• EXERCISE INSTRUCTIONS: Rewrite the material below, substituting "Box-and-Whisker Plots" for "Box Plots" wherever it occurs and keeping everything else the same.

-- START OF DATA EXCERPTS --

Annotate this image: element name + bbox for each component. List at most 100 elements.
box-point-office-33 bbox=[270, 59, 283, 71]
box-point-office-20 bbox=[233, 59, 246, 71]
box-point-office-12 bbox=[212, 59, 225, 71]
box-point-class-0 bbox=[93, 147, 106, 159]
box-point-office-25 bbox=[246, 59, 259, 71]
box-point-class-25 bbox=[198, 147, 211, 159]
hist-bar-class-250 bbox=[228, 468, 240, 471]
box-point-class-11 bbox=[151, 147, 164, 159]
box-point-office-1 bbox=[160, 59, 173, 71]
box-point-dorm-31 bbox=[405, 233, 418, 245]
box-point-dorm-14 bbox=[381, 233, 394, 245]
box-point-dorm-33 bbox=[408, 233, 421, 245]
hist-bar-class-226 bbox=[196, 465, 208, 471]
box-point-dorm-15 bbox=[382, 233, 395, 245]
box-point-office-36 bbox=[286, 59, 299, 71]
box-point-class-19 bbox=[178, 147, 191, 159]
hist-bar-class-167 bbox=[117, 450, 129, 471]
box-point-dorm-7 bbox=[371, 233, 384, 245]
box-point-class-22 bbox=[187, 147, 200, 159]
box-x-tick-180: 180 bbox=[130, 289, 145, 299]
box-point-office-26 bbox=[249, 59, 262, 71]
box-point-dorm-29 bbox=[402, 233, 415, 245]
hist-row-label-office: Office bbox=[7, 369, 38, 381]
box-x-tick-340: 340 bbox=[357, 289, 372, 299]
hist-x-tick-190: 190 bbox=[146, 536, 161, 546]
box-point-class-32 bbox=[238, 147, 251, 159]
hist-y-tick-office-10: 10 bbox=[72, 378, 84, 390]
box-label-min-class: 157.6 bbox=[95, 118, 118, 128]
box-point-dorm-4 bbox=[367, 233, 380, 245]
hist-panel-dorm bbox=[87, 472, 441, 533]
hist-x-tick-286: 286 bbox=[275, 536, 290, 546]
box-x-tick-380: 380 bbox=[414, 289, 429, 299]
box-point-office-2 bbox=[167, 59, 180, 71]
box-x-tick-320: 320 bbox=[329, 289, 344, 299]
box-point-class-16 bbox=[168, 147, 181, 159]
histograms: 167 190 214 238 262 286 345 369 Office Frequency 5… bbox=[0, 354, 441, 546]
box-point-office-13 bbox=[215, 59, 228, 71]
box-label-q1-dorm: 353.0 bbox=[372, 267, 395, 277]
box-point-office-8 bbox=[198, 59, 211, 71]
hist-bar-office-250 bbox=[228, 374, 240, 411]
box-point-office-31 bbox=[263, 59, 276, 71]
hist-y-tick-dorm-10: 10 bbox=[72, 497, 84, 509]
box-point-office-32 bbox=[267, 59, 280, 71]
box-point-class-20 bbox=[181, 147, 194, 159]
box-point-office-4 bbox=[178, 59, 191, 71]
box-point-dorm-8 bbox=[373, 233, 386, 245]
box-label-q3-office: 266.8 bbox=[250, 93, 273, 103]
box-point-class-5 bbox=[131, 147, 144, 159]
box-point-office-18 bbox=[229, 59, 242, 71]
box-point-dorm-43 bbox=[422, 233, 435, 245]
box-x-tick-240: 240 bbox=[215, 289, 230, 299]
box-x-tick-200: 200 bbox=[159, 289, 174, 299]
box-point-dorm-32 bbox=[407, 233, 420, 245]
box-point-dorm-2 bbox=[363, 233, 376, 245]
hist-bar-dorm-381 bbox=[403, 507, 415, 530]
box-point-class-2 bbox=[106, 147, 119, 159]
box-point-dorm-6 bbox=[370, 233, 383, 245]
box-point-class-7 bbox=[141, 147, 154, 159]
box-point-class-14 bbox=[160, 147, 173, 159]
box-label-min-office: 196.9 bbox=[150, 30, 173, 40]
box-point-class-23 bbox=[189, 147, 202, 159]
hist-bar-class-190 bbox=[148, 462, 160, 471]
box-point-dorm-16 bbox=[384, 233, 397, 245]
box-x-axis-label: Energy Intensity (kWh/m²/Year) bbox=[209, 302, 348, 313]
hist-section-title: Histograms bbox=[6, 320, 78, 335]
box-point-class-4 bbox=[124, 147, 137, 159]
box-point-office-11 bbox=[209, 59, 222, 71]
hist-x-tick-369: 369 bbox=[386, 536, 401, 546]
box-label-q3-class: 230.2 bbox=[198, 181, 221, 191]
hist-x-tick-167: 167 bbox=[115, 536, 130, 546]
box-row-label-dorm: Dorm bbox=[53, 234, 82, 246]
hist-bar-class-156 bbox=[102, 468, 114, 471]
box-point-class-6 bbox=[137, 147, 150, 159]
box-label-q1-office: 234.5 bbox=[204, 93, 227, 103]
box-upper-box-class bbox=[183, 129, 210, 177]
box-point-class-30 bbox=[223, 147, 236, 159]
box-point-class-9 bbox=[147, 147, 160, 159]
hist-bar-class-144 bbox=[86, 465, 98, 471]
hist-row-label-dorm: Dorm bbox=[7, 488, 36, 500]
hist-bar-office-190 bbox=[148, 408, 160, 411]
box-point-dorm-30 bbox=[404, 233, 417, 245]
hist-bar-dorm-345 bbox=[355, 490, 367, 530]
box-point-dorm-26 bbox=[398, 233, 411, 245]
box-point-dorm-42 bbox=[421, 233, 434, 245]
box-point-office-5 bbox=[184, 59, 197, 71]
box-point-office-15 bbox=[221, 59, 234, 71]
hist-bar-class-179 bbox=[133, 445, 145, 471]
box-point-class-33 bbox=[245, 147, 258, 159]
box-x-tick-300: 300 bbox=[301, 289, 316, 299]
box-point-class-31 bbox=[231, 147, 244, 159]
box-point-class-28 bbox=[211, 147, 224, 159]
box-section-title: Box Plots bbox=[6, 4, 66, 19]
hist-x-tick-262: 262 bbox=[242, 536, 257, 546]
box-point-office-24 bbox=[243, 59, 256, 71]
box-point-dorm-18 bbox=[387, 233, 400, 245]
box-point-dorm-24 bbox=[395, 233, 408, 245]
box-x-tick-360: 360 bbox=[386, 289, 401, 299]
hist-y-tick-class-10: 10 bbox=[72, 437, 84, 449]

-- END OF DATA EXCERPTS --

• RESPONSE TO THE EXERCISE:
Annotate this image: element name + bbox for each component. List at most 100 elements.
box-point-office-33 bbox=[270, 59, 283, 71]
box-point-office-20 bbox=[233, 59, 246, 71]
box-point-office-12 bbox=[212, 59, 225, 71]
box-point-class-0 bbox=[93, 147, 106, 159]
box-point-office-25 bbox=[246, 59, 259, 71]
box-point-class-25 bbox=[198, 147, 211, 159]
hist-bar-class-250 bbox=[228, 468, 240, 471]
box-point-class-11 bbox=[151, 147, 164, 159]
box-point-office-1 bbox=[160, 59, 173, 71]
box-point-dorm-31 bbox=[405, 233, 418, 245]
box-point-dorm-14 bbox=[381, 233, 394, 245]
box-point-dorm-33 bbox=[408, 233, 421, 245]
hist-bar-class-226 bbox=[196, 465, 208, 471]
box-point-dorm-15 bbox=[382, 233, 395, 245]
box-point-office-36 bbox=[286, 59, 299, 71]
box-point-class-19 bbox=[178, 147, 191, 159]
hist-bar-class-167 bbox=[117, 450, 129, 471]
box-point-dorm-7 bbox=[371, 233, 384, 245]
box-point-class-22 bbox=[187, 147, 200, 159]
box-x-tick-180: 180 bbox=[130, 289, 145, 299]
box-point-office-26 bbox=[249, 59, 262, 71]
box-point-dorm-29 bbox=[402, 233, 415, 245]
hist-row-label-office: Office bbox=[7, 369, 38, 381]
box-x-tick-340: 340 bbox=[357, 289, 372, 299]
hist-x-tick-190: 190 bbox=[146, 536, 161, 546]
box-point-class-32 bbox=[238, 147, 251, 159]
hist-y-tick-office-10: 10 bbox=[72, 378, 84, 390]
box-label-min-class: 157.6 bbox=[95, 118, 118, 128]
box-point-dorm-4 bbox=[367, 233, 380, 245]
hist-panel-dorm bbox=[87, 472, 441, 533]
hist-x-tick-286: 286 bbox=[275, 536, 290, 546]
box-x-tick-380: 380 bbox=[414, 289, 429, 299]
box-point-office-2 bbox=[167, 59, 180, 71]
box-x-tick-320: 320 bbox=[329, 289, 344, 299]
box-point-class-16 bbox=[168, 147, 181, 159]
histograms: 167 190 214 238 262 286 345 369 Office Frequency 5… bbox=[0, 354, 441, 546]
box-point-office-13 bbox=[215, 59, 228, 71]
box-label-q1-dorm: 353.0 bbox=[372, 267, 395, 277]
box-point-office-8 bbox=[198, 59, 211, 71]
hist-bar-office-250 bbox=[228, 374, 240, 411]
box-point-office-31 bbox=[263, 59, 276, 71]
hist-y-tick-dorm-10: 10 bbox=[72, 497, 84, 509]
box-point-office-32 bbox=[267, 59, 280, 71]
box-point-class-20 bbox=[181, 147, 194, 159]
box-point-office-4 bbox=[178, 59, 191, 71]
box-point-dorm-8 bbox=[373, 233, 386, 245]
box-label-q3-office: 266.8 bbox=[250, 93, 273, 103]
box-point-class-5 bbox=[131, 147, 144, 159]
box-point-office-18 bbox=[229, 59, 242, 71]
box-point-dorm-43 bbox=[422, 233, 435, 245]
box-x-tick-240: 240 bbox=[215, 289, 230, 299]
box-x-tick-200: 200 bbox=[159, 289, 174, 299]
box-point-dorm-32 bbox=[407, 233, 420, 245]
box-point-dorm-2 bbox=[363, 233, 376, 245]
hist-bar-dorm-381 bbox=[403, 507, 415, 530]
box-point-class-2 bbox=[106, 147, 119, 159]
box-point-dorm-6 bbox=[370, 233, 383, 245]
box-point-class-7 bbox=[141, 147, 154, 159]
box-point-class-14 bbox=[160, 147, 173, 159]
box-label-min-office: 196.9 bbox=[150, 30, 173, 40]
box-point-class-23 bbox=[189, 147, 202, 159]
hist-bar-class-190 bbox=[148, 462, 160, 471]
box-point-dorm-16 bbox=[384, 233, 397, 245]
box-x-axis-label: Energy Intensity (kWh/m²/Year) bbox=[209, 302, 348, 313]
hist-section-title: Histograms bbox=[6, 320, 78, 335]
box-point-class-4 bbox=[124, 147, 137, 159]
box-point-office-11 bbox=[209, 59, 222, 71]
hist-x-tick-369: 369 bbox=[386, 536, 401, 546]
box-label-q3-class: 230.2 bbox=[198, 181, 221, 191]
hist-x-tick-167: 167 bbox=[115, 536, 130, 546]
box-row-label-dorm: Dorm bbox=[53, 234, 82, 246]
hist-bar-class-156 bbox=[102, 468, 114, 471]
box-point-class-6 bbox=[137, 147, 150, 159]
box-label-q1-office: 234.5 bbox=[204, 93, 227, 103]
box-upper-box-class bbox=[183, 129, 210, 177]
box-point-class-30 bbox=[223, 147, 236, 159]
box-point-class-9 bbox=[147, 147, 160, 159]
hist-bar-class-144 bbox=[86, 465, 98, 471]
hist-row-label-dorm: Dorm bbox=[7, 488, 36, 500]
hist-bar-office-190 bbox=[148, 408, 160, 411]
box-point-dorm-30 bbox=[404, 233, 417, 245]
hist-bar-dorm-345 bbox=[355, 490, 367, 530]
box-point-dorm-26 bbox=[398, 233, 411, 245]
box-point-dorm-42 bbox=[421, 233, 434, 245]
box-point-office-5 bbox=[184, 59, 197, 71]
box-point-office-15 bbox=[221, 59, 234, 71]
hist-bar-class-179 bbox=[133, 445, 145, 471]
box-point-class-33 bbox=[245, 147, 258, 159]
box-x-tick-300: 300 bbox=[301, 289, 316, 299]
box-point-class-31 bbox=[231, 147, 244, 159]
box-point-class-28 bbox=[211, 147, 224, 159]
box-section-title: Box-and-Whisker Plots bbox=[6, 4, 66, 19]
hist-x-tick-262: 262 bbox=[242, 536, 257, 546]
box-point-office-24 bbox=[243, 59, 256, 71]
box-point-dorm-18 bbox=[387, 233, 400, 245]
box-point-dorm-24 bbox=[395, 233, 408, 245]
box-x-tick-360: 360 bbox=[386, 289, 401, 299]
hist-y-tick-class-10: 10 bbox=[72, 437, 84, 449]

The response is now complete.